/---

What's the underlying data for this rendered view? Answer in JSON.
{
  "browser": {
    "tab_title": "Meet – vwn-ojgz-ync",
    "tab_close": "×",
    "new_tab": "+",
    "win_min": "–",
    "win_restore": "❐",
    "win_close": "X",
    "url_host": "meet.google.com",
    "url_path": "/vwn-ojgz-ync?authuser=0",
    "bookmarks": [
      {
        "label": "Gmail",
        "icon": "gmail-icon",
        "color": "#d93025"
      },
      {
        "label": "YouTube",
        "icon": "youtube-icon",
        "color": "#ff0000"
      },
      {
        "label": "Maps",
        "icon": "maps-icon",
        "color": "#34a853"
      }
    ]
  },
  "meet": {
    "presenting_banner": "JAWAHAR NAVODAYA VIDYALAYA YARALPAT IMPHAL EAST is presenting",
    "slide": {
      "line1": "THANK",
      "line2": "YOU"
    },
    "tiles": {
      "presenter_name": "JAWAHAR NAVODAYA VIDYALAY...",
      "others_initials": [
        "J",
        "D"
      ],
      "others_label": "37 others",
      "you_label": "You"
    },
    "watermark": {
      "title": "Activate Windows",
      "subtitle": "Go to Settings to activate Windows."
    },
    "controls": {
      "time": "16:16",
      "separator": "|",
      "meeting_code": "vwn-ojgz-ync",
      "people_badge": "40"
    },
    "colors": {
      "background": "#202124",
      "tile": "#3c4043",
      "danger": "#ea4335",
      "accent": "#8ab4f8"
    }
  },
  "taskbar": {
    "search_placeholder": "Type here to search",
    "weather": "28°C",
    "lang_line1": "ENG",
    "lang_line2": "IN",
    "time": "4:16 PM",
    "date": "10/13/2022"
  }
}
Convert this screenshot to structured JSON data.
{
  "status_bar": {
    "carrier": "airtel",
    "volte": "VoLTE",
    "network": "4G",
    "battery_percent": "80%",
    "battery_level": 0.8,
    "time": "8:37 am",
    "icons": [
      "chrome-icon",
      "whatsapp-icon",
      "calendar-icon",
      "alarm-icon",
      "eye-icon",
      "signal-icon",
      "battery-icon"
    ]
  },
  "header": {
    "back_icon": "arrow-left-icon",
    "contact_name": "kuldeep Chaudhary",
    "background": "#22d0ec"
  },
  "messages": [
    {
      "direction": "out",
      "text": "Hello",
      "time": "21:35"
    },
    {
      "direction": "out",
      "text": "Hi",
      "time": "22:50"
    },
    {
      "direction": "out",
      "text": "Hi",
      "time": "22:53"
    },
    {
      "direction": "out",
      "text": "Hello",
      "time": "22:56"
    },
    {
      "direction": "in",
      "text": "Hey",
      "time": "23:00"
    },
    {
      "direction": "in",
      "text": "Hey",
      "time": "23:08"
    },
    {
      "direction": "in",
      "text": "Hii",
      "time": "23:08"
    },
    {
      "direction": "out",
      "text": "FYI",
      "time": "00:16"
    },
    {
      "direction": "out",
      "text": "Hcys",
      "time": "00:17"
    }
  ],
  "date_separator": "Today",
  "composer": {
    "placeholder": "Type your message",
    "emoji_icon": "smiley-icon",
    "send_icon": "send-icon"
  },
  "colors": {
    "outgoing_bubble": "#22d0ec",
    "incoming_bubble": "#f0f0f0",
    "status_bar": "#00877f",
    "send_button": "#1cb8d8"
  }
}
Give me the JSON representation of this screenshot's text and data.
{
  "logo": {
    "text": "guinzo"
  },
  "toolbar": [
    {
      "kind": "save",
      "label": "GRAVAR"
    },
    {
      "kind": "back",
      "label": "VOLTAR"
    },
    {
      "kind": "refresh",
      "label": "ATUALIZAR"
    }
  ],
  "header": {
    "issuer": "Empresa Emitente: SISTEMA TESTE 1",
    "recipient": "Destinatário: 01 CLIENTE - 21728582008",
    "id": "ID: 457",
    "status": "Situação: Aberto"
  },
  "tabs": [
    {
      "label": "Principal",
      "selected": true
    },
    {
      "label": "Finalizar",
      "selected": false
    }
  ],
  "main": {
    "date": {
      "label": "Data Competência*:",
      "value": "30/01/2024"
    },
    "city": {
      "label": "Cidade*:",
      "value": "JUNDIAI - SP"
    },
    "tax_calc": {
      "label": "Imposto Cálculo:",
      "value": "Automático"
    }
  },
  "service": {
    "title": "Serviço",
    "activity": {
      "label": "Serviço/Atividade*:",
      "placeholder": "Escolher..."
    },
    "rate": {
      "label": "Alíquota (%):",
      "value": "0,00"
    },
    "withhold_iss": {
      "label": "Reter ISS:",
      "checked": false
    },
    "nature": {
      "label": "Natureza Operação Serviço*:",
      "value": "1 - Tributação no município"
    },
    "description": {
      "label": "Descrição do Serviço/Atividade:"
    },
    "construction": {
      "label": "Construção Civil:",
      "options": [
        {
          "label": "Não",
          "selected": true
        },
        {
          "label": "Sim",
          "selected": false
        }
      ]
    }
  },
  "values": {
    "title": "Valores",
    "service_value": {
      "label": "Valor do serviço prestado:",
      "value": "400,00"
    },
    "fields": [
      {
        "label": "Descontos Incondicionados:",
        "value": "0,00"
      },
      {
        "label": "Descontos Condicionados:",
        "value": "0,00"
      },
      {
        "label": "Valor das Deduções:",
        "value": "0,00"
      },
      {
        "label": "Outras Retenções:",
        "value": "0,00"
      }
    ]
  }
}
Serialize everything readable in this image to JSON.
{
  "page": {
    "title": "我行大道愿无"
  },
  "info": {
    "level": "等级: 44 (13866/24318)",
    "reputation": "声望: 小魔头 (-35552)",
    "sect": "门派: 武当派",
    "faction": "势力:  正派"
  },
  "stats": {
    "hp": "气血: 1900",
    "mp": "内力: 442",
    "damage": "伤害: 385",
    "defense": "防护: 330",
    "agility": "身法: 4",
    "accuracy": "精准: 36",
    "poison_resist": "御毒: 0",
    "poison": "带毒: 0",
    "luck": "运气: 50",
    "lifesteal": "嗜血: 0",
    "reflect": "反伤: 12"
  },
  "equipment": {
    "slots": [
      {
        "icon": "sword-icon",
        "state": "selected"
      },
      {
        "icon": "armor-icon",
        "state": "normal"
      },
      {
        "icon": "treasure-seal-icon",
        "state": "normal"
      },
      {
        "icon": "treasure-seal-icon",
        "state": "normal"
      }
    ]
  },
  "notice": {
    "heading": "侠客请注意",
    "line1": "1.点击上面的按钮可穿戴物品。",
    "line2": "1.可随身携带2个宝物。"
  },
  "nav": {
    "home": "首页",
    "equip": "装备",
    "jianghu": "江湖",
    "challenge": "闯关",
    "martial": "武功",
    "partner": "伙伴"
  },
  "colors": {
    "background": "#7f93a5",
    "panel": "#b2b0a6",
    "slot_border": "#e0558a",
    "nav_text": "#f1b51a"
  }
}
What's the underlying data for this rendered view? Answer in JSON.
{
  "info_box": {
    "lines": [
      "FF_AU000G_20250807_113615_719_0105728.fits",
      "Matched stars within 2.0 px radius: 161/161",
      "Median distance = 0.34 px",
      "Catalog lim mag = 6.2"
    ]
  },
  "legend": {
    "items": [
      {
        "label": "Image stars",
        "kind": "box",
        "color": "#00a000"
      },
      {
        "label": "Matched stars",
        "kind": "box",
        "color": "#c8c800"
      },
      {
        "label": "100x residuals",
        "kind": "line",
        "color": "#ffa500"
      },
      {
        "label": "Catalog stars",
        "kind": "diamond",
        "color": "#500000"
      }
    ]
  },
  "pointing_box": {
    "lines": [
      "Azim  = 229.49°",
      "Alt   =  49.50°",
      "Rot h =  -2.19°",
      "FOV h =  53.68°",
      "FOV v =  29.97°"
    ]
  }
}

\---

* **Given instruction**: Copy every line from the entries that contains the word "ojgz".

* **The completed task**:
    "tab_title": "Meet – vwn-ojgz-ync",
    "url_path": "/vwn-ojgz-ync?authuser=0",
      "meeting_code": "vwn-ojgz-ync",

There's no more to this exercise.